Dataset entries:
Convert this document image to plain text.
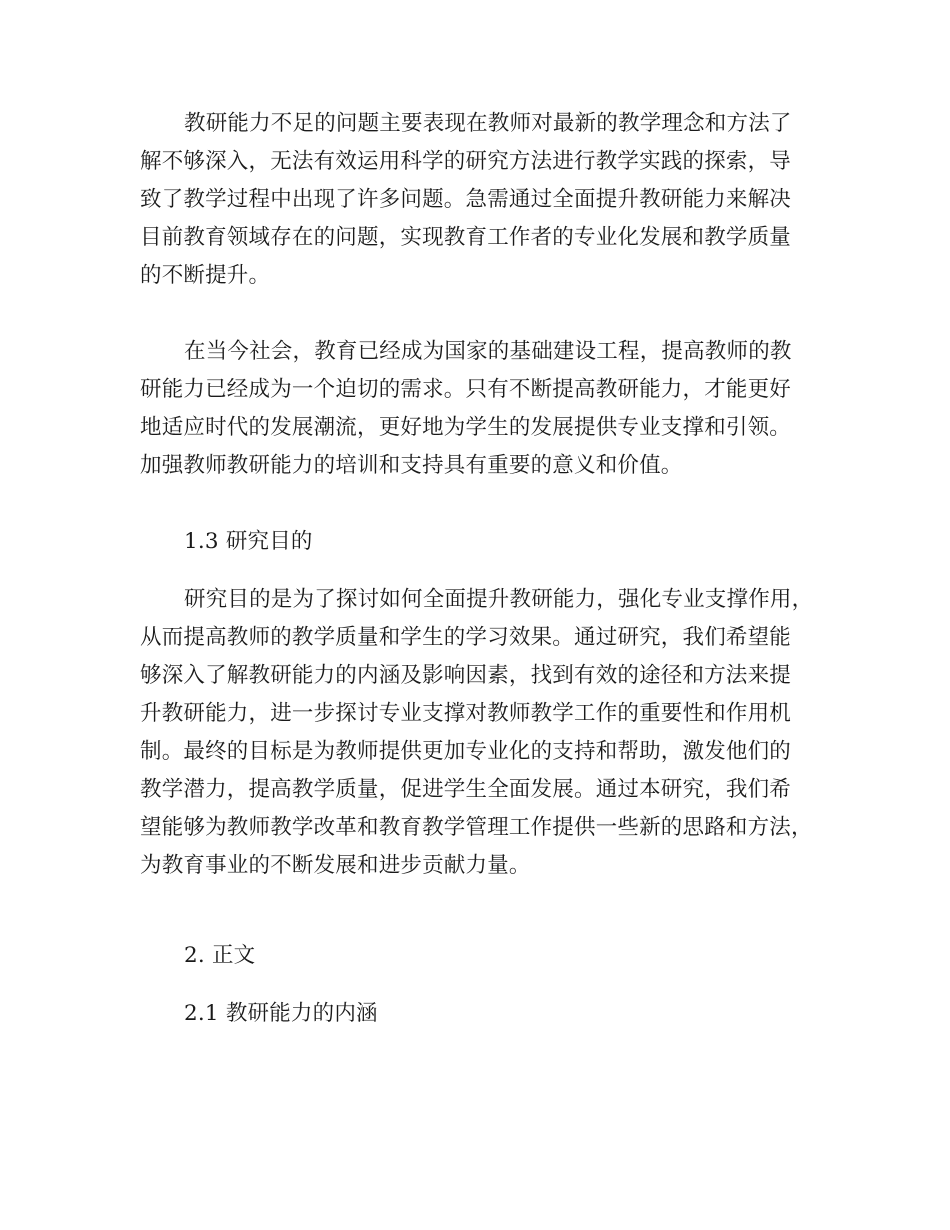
教研能力不足的问题主要表现在教师对最新的教学理念和方法了

解不够深入，无法有效运用科学的研究方法进行教学实践的探索，导

致了教学过程中出现了许多问题。急需通过全面提升教研能力来解决

目前教育领域存在的问题，实现教育工作者的专业化发展和教学质量

的不断提升。

在当今社会，教育已经成为国家的基础建设工程，提高教师的教

研能力已经成为一个迫切的需求。只有不断提高教研能力，才能更好

地适应时代的发展潮流，更好地为学生的发展提供专业支撑和引领。

加强教师教研能力的培训和支持具有重要的意义和价值。

1.3 研究目的

研究目的是为了探讨如何全面提升教研能力，强化专业支撑作用，

从而提高教师的教学质量和学生的学习效果。通过研究，我们希望能

够深入了解教研能力的内涵及影响因素，找到有效的途径和方法来提

升教研能力，进一步探讨专业支撑对教师教学工作的重要性和作用机

制。最终的目标是为教师提供更加专业化的支持和帮助，激发他们的

教学潜力，提高教学质量，促进学生全面发展。通过本研究，我们希

望能够为教师教学改革和教育教学管理工作提供一些新的思路和方法，

为教育事业的不断发展和进步贡献力量。

2. 正文

2.1 教研能力的内涵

▸ Stated problem: Write out the whole listing again, exactly, with no pictures.

▸ Final result:
Convert this document image to plain text.
教研能力不足的问题主要表现在教师对最新的教学理念和方法了

解不够深入，无法有效运用科学的研究方法进行教学实践的探索，导

致了教学过程中出现了许多问题。急需通过全面提升教研能力来解决

目前教育领域存在的问题，实现教育工作者的专业化发展和教学质量

的不断提升。

在当今社会，教育已经成为国家的基础建设工程，提高教师的教

研能力已经成为一个迫切的需求。只有不断提高教研能力，才能更好

地适应时代的发展潮流，更好地为学生的发展提供专业支撑和引领。

加强教师教研能力的培训和支持具有重要的意义和价值。

1.3 研究目的

研究目的是为了探讨如何全面提升教研能力，强化专业支撑作用，

从而提高教师的教学质量和学生的学习效果。通过研究，我们希望能

够深入了解教研能力的内涵及影响因素，找到有效的途径和方法来提

升教研能力，进一步探讨专业支撑对教师教学工作的重要性和作用机

制。最终的目标是为教师提供更加专业化的支持和帮助，激发他们的

教学潜力，提高教学质量，促进学生全面发展。通过本研究，我们希

望能够为教师教学改革和教育教学管理工作提供一些新的思路和方法，

为教育事业的不断发展和进步贡献力量。

2. 正文

2.1 教研能力的内涵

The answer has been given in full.